DIRECTIVE - Read the lines below and count those that have the word "Density". Respond with the number only.

TASK MATERIAL -
* * *

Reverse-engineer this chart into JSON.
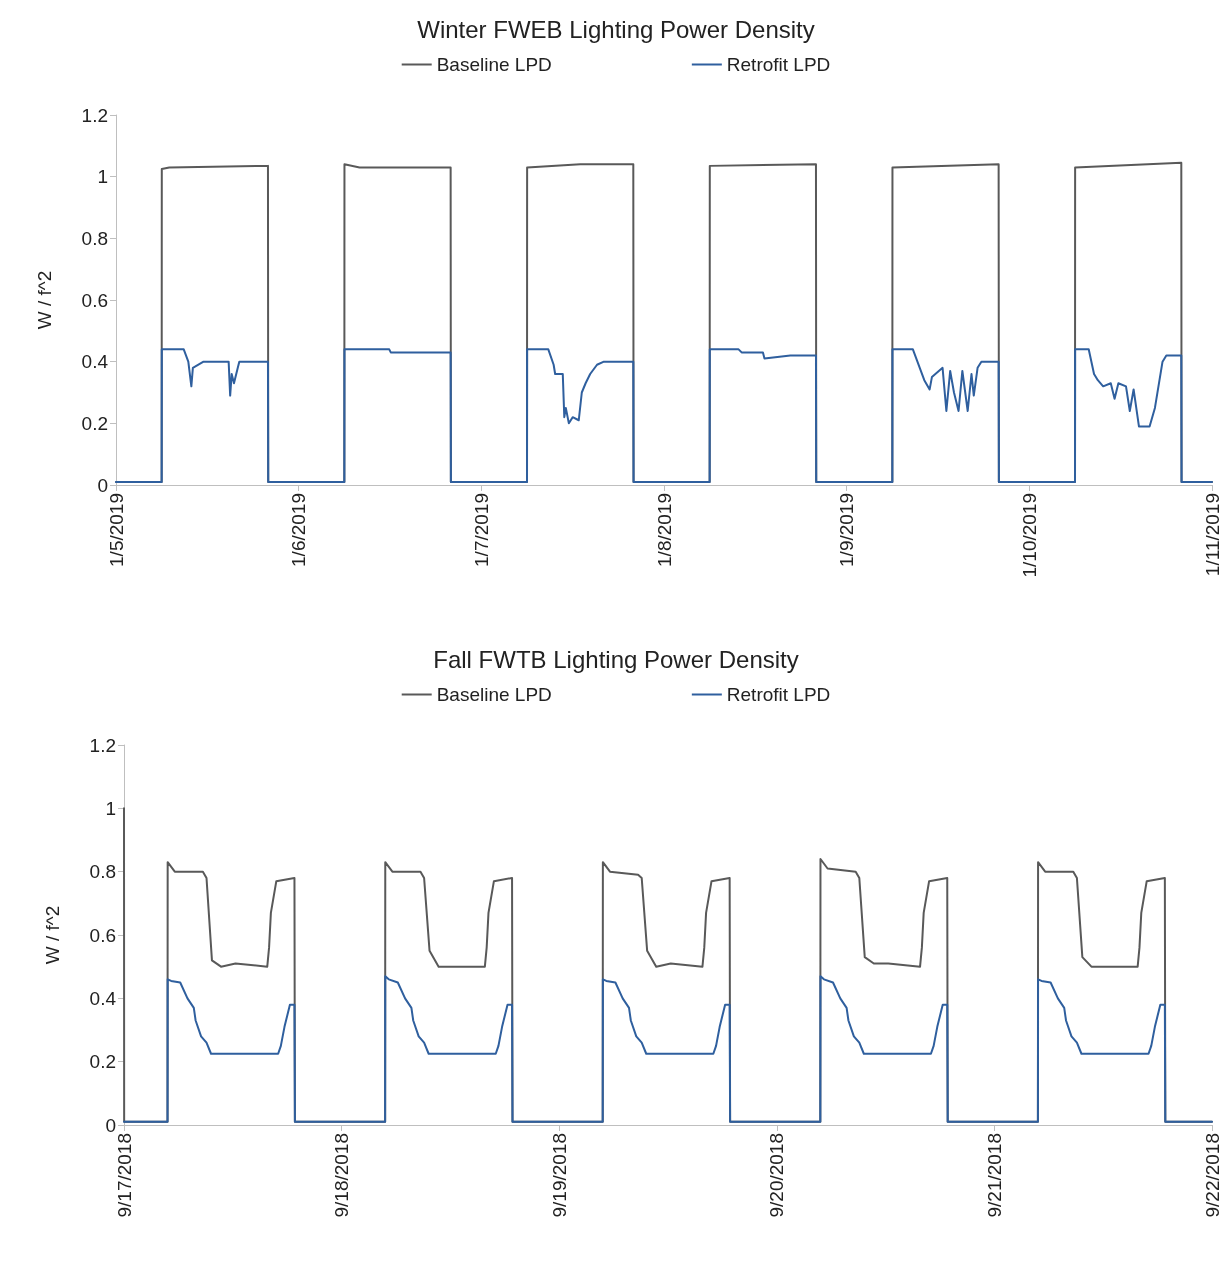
{
  "chart_data": [
    {
      "type": "line",
      "title": "Winter FWEB Lighting Power Density",
      "ylabel": "W / f^2",
      "legend": "top",
      "marker": "none",
      "xlim": [
        "2019-01-05",
        "2019-01-11"
      ],
      "xticks": [
        {
          "value": "2019-01-05",
          "label": "1/5/2019"
        },
        {
          "value": "2019-01-06",
          "label": "1/6/2019"
        },
        {
          "value": "2019-01-07",
          "label": "1/7/2019"
        },
        {
          "value": "2019-01-08",
          "label": "1/8/2019"
        },
        {
          "value": "2019-01-09",
          "label": "1/9/2019"
        },
        {
          "value": "2019-01-10",
          "label": "1/10/2019"
        },
        {
          "value": "2019-01-11",
          "label": "1/11/2019"
        }
      ],
      "ylim": [
        0,
        1.2
      ],
      "yticks": [
        0,
        0.2,
        0.4,
        0.6,
        0.8,
        1,
        1.2
      ],
      "series": [
        {
          "name": "Baseline LPD",
          "color": "#595959",
          "x": [
            "2019-01-05T00:00",
            "2019-01-05T06:00",
            "2019-01-05T06:01",
            "2019-01-05T07:00",
            "2019-01-05T19:58",
            "2019-01-05T20:00",
            "2019-01-06T06:00",
            "2019-01-06T06:01",
            "2019-01-06T08:00",
            "2019-01-06T19:58",
            "2019-01-06T20:00",
            "2019-01-07T06:00",
            "2019-01-07T06:01",
            "2019-01-07T13:00",
            "2019-01-07T19:58",
            "2019-01-07T20:00",
            "2019-01-08T06:00",
            "2019-01-08T06:01",
            "2019-01-08T19:58",
            "2019-01-08T20:00",
            "2019-01-09T06:00",
            "2019-01-09T06:01",
            "2019-01-09T19:58",
            "2019-01-09T20:00",
            "2019-01-10T06:00",
            "2019-01-10T06:01",
            "2019-01-10T19:58",
            "2019-01-10T20:00",
            "2019-01-11T00:00"
          ],
          "values": [
            0.01,
            0.01,
            1.025,
            1.03,
            1.035,
            0.01,
            0.01,
            1.04,
            1.03,
            1.03,
            0.01,
            0.01,
            1.03,
            1.04,
            1.04,
            0.01,
            0.01,
            1.035,
            1.04,
            0.01,
            0.01,
            1.03,
            1.04,
            0.01,
            0.01,
            1.03,
            1.045,
            0.01,
            0.01
          ]
        },
        {
          "name": "Retrofit LPD",
          "color": "#2f5f9e",
          "x": [
            "2019-01-05T00:00",
            "2019-01-05T06:00",
            "2019-01-05T06:01",
            "2019-01-05T08:54",
            "2019-01-05T09:30",
            "2019-01-05T09:54",
            "2019-01-05T10:06",
            "2019-01-05T11:30",
            "2019-01-05T14:48",
            "2019-01-05T15:00",
            "2019-01-05T15:12",
            "2019-01-05T15:30",
            "2019-01-05T16:00",
            "2019-01-05T16:12",
            "2019-01-05T19:58",
            "2019-01-05T20:00",
            "2019-01-06T06:00",
            "2019-01-06T06:01",
            "2019-01-06T11:54",
            "2019-01-06T12:06",
            "2019-01-06T19:58",
            "2019-01-06T20:00",
            "2019-01-07T06:00",
            "2019-01-07T06:01",
            "2019-01-07T08:48",
            "2019-01-07T09:30",
            "2019-01-07T09:42",
            "2019-01-07T10:42",
            "2019-01-07T10:54",
            "2019-01-07T11:06",
            "2019-01-07T11:30",
            "2019-01-07T12:00",
            "2019-01-07T12:48",
            "2019-01-07T13:12",
            "2019-01-07T13:42",
            "2019-01-07T14:18",
            "2019-01-07T15:12",
            "2019-01-07T16:06",
            "2019-01-07T19:58",
            "2019-01-07T20:00",
            "2019-01-08T06:00",
            "2019-01-08T06:01",
            "2019-01-08T09:48",
            "2019-01-08T10:12",
            "2019-01-08T13:00",
            "2019-01-08T13:12",
            "2019-01-08T16:36",
            "2019-01-08T19:58",
            "2019-01-08T20:00",
            "2019-01-09T06:00",
            "2019-01-09T06:01",
            "2019-01-09T08:42",
            "2019-01-09T10:12",
            "2019-01-09T10:54",
            "2019-01-09T11:12",
            "2019-01-09T12:36",
            "2019-01-09T13:06",
            "2019-01-09T13:36",
            "2019-01-09T14:06",
            "2019-01-09T14:42",
            "2019-01-09T15:12",
            "2019-01-09T15:54",
            "2019-01-09T16:24",
            "2019-01-09T16:42",
            "2019-01-09T17:12",
            "2019-01-09T17:42",
            "2019-01-09T19:58",
            "2019-01-09T20:00",
            "2019-01-10T06:00",
            "2019-01-10T06:01",
            "2019-01-10T07:48",
            "2019-01-10T08:30",
            "2019-01-10T09:00",
            "2019-01-10T09:42",
            "2019-01-10T10:42",
            "2019-01-10T11:12",
            "2019-01-10T11:42",
            "2019-01-10T12:42",
            "2019-01-10T13:12",
            "2019-01-10T13:42",
            "2019-01-10T14:24",
            "2019-01-10T15:48",
            "2019-01-10T16:30",
            "2019-01-10T17:30",
            "2019-01-10T18:00",
            "2019-01-10T19:58",
            "2019-01-10T20:00",
            "2019-01-11T00:00"
          ],
          "values": [
            0.01,
            0.01,
            0.44,
            0.44,
            0.4,
            0.32,
            0.38,
            0.4,
            0.4,
            0.29,
            0.36,
            0.33,
            0.38,
            0.4,
            0.4,
            0.01,
            0.01,
            0.44,
            0.44,
            0.43,
            0.43,
            0.01,
            0.01,
            0.44,
            0.44,
            0.39,
            0.36,
            0.36,
            0.22,
            0.25,
            0.2,
            0.22,
            0.21,
            0.3,
            0.33,
            0.36,
            0.39,
            0.4,
            0.4,
            0.01,
            0.01,
            0.44,
            0.44,
            0.43,
            0.43,
            0.41,
            0.42,
            0.42,
            0.01,
            0.01,
            0.44,
            0.44,
            0.34,
            0.31,
            0.35,
            0.38,
            0.24,
            0.37,
            0.3,
            0.24,
            0.37,
            0.24,
            0.36,
            0.29,
            0.38,
            0.4,
            0.4,
            0.01,
            0.01,
            0.44,
            0.44,
            0.36,
            0.34,
            0.32,
            0.33,
            0.28,
            0.33,
            0.32,
            0.24,
            0.31,
            0.19,
            0.19,
            0.25,
            0.4,
            0.42,
            0.42,
            0.01,
            0.01
          ]
        }
      ]
    },
    {
      "type": "line",
      "title": "Fall FWTB Lighting Power Density",
      "ylabel": "W / f^2",
      "legend": "top",
      "marker": "none",
      "xlim": [
        "2018-09-17",
        "2018-09-22"
      ],
      "xticks": [
        {
          "value": "2018-09-17",
          "label": "9/17/2018"
        },
        {
          "value": "2018-09-18",
          "label": "9/18/2018"
        },
        {
          "value": "2018-09-19",
          "label": "9/19/2018"
        },
        {
          "value": "2018-09-20",
          "label": "9/20/2018"
        },
        {
          "value": "2018-09-21",
          "label": "9/21/2018"
        },
        {
          "value": "2018-09-22",
          "label": "9/22/2018"
        }
      ],
      "ylim": [
        0,
        1.2
      ],
      "yticks": [
        0,
        0.2,
        0.4,
        0.6,
        0.8,
        1,
        1.2
      ],
      "series": [
        {
          "name": "Baseline LPD",
          "color": "#595959",
          "x": [
            "2018-09-17T00:00",
            "2018-09-17T00:01",
            "2018-09-17T04:48",
            "2018-09-17T04:49",
            "2018-09-17T05:36",
            "2018-09-17T08:42",
            "2018-09-17T09:06",
            "2018-09-17T09:42",
            "2018-09-17T10:42",
            "2018-09-17T12:18",
            "2018-09-17T15:48",
            "2018-09-17T16:00",
            "2018-09-17T16:12",
            "2018-09-17T16:48",
            "2018-09-17T18:48",
            "2018-09-17T18:51",
            "2018-09-18T04:48",
            "2018-09-18T04:49",
            "2018-09-18T05:36",
            "2018-09-18T08:42",
            "2018-09-18T09:06",
            "2018-09-18T09:42",
            "2018-09-18T10:42",
            "2018-09-18T12:18",
            "2018-09-18T15:48",
            "2018-09-18T16:00",
            "2018-09-18T16:12",
            "2018-09-18T16:48",
            "2018-09-18T18:48",
            "2018-09-18T18:51",
            "2018-09-19T04:48",
            "2018-09-19T04:49",
            "2018-09-19T05:36",
            "2018-09-19T08:42",
            "2018-09-19T09:06",
            "2018-09-19T09:42",
            "2018-09-19T10:42",
            "2018-09-19T12:18",
            "2018-09-19T15:48",
            "2018-09-19T16:00",
            "2018-09-19T16:12",
            "2018-09-19T16:48",
            "2018-09-19T18:48",
            "2018-09-19T18:51",
            "2018-09-20T04:48",
            "2018-09-20T04:49",
            "2018-09-20T05:36",
            "2018-09-20T08:42",
            "2018-09-20T09:06",
            "2018-09-20T09:42",
            "2018-09-20T10:42",
            "2018-09-20T12:18",
            "2018-09-20T15:48",
            "2018-09-20T16:00",
            "2018-09-20T16:12",
            "2018-09-20T16:48",
            "2018-09-20T18:48",
            "2018-09-20T18:51",
            "2018-09-21T04:48",
            "2018-09-21T04:49",
            "2018-09-21T05:36",
            "2018-09-21T08:42",
            "2018-09-21T09:06",
            "2018-09-21T09:42",
            "2018-09-21T10:42",
            "2018-09-21T12:18",
            "2018-09-21T15:48",
            "2018-09-21T16:00",
            "2018-09-21T16:12",
            "2018-09-21T16:48",
            "2018-09-21T18:48",
            "2018-09-21T18:51",
            "2018-09-22T00:00"
          ],
          "values": [
            1.0,
            0.01,
            0.01,
            0.83,
            0.8,
            0.8,
            0.78,
            0.52,
            0.5,
            0.51,
            0.5,
            0.56,
            0.67,
            0.77,
            0.78,
            0.01,
            0.01,
            0.83,
            0.8,
            0.8,
            0.78,
            0.55,
            0.5,
            0.5,
            0.5,
            0.56,
            0.67,
            0.77,
            0.78,
            0.01,
            0.01,
            0.83,
            0.8,
            0.79,
            0.78,
            0.55,
            0.5,
            0.51,
            0.5,
            0.56,
            0.67,
            0.77,
            0.78,
            0.01,
            0.01,
            0.84,
            0.81,
            0.8,
            0.78,
            0.53,
            0.51,
            0.51,
            0.5,
            0.56,
            0.67,
            0.77,
            0.78,
            0.01,
            0.01,
            0.83,
            0.8,
            0.8,
            0.78,
            0.53,
            0.5,
            0.5,
            0.5,
            0.56,
            0.67,
            0.77,
            0.78,
            0.01,
            0.01
          ]
        },
        {
          "name": "Retrofit LPD",
          "color": "#2f5f9e",
          "x": [
            "2018-09-17T00:00",
            "2018-09-17T04:48",
            "2018-09-17T04:49",
            "2018-09-17T05:12",
            "2018-09-17T06:12",
            "2018-09-17T07:00",
            "2018-09-17T07:42",
            "2018-09-17T07:54",
            "2018-09-17T08:30",
            "2018-09-17T09:06",
            "2018-09-17T09:36",
            "2018-09-17T17:00",
            "2018-09-17T17:18",
            "2018-09-17T17:42",
            "2018-09-17T18:18",
            "2018-09-17T18:48",
            "2018-09-17T18:51",
            "2018-09-18T04:48",
            "2018-09-18T04:49",
            "2018-09-18T05:12",
            "2018-09-18T06:12",
            "2018-09-18T07:00",
            "2018-09-18T07:42",
            "2018-09-18T07:54",
            "2018-09-18T08:30",
            "2018-09-18T09:06",
            "2018-09-18T09:36",
            "2018-09-18T17:00",
            "2018-09-18T17:18",
            "2018-09-18T17:42",
            "2018-09-18T18:18",
            "2018-09-18T18:48",
            "2018-09-18T18:51",
            "2018-09-19T04:48",
            "2018-09-19T04:49",
            "2018-09-19T05:12",
            "2018-09-19T06:12",
            "2018-09-19T07:00",
            "2018-09-19T07:42",
            "2018-09-19T07:54",
            "2018-09-19T08:30",
            "2018-09-19T09:06",
            "2018-09-19T09:36",
            "2018-09-19T17:00",
            "2018-09-19T17:18",
            "2018-09-19T17:42",
            "2018-09-19T18:18",
            "2018-09-19T18:48",
            "2018-09-19T18:51",
            "2018-09-20T04:48",
            "2018-09-20T04:49",
            "2018-09-20T05:12",
            "2018-09-20T06:12",
            "2018-09-20T07:00",
            "2018-09-20T07:42",
            "2018-09-20T07:54",
            "2018-09-20T08:30",
            "2018-09-20T09:06",
            "2018-09-20T09:36",
            "2018-09-20T17:00",
            "2018-09-20T17:18",
            "2018-09-20T17:42",
            "2018-09-20T18:18",
            "2018-09-20T18:48",
            "2018-09-20T18:51",
            "2018-09-21T04:48",
            "2018-09-21T04:49",
            "2018-09-21T05:12",
            "2018-09-21T06:12",
            "2018-09-21T07:00",
            "2018-09-21T07:42",
            "2018-09-21T07:54",
            "2018-09-21T08:30",
            "2018-09-21T09:06",
            "2018-09-21T09:36",
            "2018-09-21T17:00",
            "2018-09-21T17:18",
            "2018-09-21T17:42",
            "2018-09-21T18:18",
            "2018-09-21T18:48",
            "2018-09-21T18:51",
            "2018-09-22T00:00"
          ],
          "values": [
            0.01,
            0.01,
            0.46,
            0.455,
            0.45,
            0.4,
            0.37,
            0.33,
            0.28,
            0.26,
            0.225,
            0.225,
            0.25,
            0.31,
            0.38,
            0.38,
            0.01,
            0.01,
            0.47,
            0.46,
            0.45,
            0.4,
            0.37,
            0.33,
            0.28,
            0.26,
            0.225,
            0.225,
            0.25,
            0.31,
            0.38,
            0.38,
            0.01,
            0.01,
            0.46,
            0.455,
            0.45,
            0.4,
            0.37,
            0.33,
            0.28,
            0.26,
            0.225,
            0.225,
            0.25,
            0.31,
            0.38,
            0.38,
            0.01,
            0.01,
            0.47,
            0.46,
            0.45,
            0.4,
            0.37,
            0.33,
            0.28,
            0.26,
            0.225,
            0.225,
            0.25,
            0.31,
            0.38,
            0.38,
            0.01,
            0.01,
            0.46,
            0.455,
            0.45,
            0.4,
            0.37,
            0.33,
            0.28,
            0.26,
            0.225,
            0.225,
            0.25,
            0.31,
            0.38,
            0.38,
            0.01,
            0.01
          ]
        }
      ]
    }
  ]
}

* * *

FULL OUTPUT - 2